◆ **REQUIREMENTS**: Where the data below has the string "post", return the whole line.

◆ **AVAILABLE RECORDS**:
□ □ □ □ □ □ □

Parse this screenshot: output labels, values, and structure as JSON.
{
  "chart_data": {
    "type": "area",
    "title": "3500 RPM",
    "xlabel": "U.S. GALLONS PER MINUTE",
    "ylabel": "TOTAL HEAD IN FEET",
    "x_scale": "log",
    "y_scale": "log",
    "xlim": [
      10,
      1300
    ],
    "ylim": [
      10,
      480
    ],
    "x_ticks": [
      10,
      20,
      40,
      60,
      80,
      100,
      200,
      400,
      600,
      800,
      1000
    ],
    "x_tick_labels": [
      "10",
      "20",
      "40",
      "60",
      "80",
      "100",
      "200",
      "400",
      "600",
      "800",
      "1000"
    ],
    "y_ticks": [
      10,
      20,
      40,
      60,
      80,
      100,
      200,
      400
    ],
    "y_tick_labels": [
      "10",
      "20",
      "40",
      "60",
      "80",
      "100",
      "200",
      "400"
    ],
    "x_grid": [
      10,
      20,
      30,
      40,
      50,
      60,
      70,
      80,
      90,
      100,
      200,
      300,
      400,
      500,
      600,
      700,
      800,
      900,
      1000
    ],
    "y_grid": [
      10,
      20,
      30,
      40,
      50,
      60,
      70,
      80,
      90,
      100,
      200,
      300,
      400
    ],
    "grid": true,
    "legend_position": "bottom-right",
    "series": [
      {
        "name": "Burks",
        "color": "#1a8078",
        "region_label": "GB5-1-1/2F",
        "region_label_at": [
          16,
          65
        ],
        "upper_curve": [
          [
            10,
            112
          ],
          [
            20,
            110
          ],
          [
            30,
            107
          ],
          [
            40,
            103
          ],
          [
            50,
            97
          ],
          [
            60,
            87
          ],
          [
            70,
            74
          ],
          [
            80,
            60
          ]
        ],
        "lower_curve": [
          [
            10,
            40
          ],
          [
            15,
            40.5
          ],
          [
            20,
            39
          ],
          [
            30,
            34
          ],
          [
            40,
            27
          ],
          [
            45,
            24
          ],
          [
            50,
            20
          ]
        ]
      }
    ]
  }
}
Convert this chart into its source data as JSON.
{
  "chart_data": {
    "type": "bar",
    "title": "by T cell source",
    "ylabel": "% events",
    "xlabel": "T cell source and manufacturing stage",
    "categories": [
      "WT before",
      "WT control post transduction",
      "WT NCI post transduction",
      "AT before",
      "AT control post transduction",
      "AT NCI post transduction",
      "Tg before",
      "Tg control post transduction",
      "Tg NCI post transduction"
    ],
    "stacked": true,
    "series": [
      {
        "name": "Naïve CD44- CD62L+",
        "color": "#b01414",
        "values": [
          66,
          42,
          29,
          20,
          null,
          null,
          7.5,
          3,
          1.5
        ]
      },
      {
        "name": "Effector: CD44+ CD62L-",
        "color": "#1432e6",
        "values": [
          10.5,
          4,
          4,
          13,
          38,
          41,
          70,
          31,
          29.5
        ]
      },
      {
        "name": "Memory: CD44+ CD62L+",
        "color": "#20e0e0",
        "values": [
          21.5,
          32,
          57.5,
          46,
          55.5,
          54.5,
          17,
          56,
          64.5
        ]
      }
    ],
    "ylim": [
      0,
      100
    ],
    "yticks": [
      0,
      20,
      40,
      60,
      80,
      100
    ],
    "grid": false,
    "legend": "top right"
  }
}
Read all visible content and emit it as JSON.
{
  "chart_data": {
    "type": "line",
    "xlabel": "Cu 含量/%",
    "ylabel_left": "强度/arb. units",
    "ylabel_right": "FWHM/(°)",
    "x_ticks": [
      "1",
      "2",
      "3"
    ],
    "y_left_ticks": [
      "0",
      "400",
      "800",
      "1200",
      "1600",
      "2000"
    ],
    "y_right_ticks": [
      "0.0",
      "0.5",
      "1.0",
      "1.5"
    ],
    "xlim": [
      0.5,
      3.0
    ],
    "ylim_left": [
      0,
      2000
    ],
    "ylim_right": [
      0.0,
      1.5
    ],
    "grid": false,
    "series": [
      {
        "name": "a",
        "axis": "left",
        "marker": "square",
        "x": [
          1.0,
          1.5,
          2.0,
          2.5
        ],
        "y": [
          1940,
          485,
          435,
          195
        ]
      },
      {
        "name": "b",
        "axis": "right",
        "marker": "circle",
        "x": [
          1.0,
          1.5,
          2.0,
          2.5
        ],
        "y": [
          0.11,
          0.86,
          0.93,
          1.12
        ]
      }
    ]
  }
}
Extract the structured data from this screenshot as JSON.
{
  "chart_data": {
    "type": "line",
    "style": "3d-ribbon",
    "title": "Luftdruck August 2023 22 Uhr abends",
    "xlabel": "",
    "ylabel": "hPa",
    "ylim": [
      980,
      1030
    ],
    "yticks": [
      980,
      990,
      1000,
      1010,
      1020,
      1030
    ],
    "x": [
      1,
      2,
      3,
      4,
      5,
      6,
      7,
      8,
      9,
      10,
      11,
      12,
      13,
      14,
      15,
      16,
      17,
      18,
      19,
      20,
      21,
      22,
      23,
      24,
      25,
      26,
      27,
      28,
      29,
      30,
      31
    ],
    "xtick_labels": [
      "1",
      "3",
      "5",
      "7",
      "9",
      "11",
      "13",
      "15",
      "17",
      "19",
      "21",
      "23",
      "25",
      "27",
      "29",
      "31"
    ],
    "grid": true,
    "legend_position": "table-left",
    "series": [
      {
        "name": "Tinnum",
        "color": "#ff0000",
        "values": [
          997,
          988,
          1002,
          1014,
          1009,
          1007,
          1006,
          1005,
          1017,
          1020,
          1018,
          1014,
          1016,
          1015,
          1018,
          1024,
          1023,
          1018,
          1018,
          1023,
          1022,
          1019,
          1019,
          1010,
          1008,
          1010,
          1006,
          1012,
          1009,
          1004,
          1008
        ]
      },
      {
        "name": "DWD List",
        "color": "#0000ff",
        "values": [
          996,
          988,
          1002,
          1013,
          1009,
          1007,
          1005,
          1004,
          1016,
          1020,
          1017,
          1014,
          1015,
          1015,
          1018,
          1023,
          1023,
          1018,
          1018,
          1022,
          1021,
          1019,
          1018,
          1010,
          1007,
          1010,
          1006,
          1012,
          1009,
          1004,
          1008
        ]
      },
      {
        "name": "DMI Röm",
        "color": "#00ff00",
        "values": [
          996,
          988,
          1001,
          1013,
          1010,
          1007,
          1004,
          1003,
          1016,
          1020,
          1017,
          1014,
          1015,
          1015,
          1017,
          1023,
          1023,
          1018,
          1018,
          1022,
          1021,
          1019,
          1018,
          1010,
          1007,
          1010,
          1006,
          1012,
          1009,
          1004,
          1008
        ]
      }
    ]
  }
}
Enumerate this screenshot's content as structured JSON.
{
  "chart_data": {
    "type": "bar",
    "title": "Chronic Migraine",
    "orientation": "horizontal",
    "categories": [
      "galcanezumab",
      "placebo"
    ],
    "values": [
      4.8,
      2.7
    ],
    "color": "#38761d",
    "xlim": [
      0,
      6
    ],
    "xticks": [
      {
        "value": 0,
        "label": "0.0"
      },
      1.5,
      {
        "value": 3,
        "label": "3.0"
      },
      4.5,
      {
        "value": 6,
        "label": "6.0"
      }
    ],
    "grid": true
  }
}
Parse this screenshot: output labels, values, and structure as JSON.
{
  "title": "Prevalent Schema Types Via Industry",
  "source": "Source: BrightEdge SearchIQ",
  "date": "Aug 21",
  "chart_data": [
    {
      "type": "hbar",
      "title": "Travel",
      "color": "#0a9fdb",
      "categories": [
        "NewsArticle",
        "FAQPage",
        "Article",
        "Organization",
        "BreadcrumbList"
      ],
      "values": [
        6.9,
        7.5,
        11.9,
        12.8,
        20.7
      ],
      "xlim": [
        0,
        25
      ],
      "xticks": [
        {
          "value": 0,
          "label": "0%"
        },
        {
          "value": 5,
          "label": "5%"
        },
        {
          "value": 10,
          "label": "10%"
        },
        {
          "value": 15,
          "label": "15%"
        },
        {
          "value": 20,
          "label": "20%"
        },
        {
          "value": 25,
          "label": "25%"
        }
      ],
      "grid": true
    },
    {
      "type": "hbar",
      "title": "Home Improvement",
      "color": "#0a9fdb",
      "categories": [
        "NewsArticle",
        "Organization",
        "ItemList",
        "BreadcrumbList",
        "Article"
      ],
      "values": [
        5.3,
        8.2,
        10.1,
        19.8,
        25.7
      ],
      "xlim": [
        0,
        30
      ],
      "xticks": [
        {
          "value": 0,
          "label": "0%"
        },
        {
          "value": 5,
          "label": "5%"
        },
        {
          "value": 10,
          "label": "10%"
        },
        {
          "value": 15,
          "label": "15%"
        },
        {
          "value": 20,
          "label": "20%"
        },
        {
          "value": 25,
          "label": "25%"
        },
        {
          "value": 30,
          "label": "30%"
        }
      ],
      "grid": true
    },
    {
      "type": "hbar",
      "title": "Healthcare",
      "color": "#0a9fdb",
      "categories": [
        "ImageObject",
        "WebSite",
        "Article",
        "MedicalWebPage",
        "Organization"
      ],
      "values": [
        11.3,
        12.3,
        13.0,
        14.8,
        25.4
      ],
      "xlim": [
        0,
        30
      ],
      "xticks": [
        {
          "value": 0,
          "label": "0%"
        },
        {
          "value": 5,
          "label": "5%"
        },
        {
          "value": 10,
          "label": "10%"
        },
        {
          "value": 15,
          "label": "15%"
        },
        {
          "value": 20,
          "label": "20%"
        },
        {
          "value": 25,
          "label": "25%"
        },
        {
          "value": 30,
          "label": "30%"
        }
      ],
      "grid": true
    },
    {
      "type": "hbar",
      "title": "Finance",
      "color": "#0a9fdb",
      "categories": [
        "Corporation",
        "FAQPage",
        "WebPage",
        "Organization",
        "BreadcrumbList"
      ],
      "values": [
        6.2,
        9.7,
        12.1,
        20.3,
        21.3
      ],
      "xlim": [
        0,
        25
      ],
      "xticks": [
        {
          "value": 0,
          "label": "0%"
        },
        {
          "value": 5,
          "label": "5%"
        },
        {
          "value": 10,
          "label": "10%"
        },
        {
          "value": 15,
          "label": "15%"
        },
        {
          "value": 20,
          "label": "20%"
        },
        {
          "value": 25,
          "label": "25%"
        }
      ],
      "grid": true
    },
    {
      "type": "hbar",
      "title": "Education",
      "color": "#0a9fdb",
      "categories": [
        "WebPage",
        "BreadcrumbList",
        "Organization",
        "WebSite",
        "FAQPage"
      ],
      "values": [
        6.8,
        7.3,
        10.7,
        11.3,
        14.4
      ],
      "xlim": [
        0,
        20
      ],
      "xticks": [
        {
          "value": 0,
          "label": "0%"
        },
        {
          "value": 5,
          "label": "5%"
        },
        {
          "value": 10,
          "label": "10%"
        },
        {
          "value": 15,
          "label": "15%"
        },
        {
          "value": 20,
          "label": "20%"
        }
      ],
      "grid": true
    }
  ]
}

□ □ □ □ □ □ □

◆ **RESULT OF THE EXERCISE**:
      "WT control post transduction",
      "WT NCI post transduction",
      "AT control post transduction",
      "AT NCI post transduction",
      "Tg control post transduction",
      "Tg NCI post transduction"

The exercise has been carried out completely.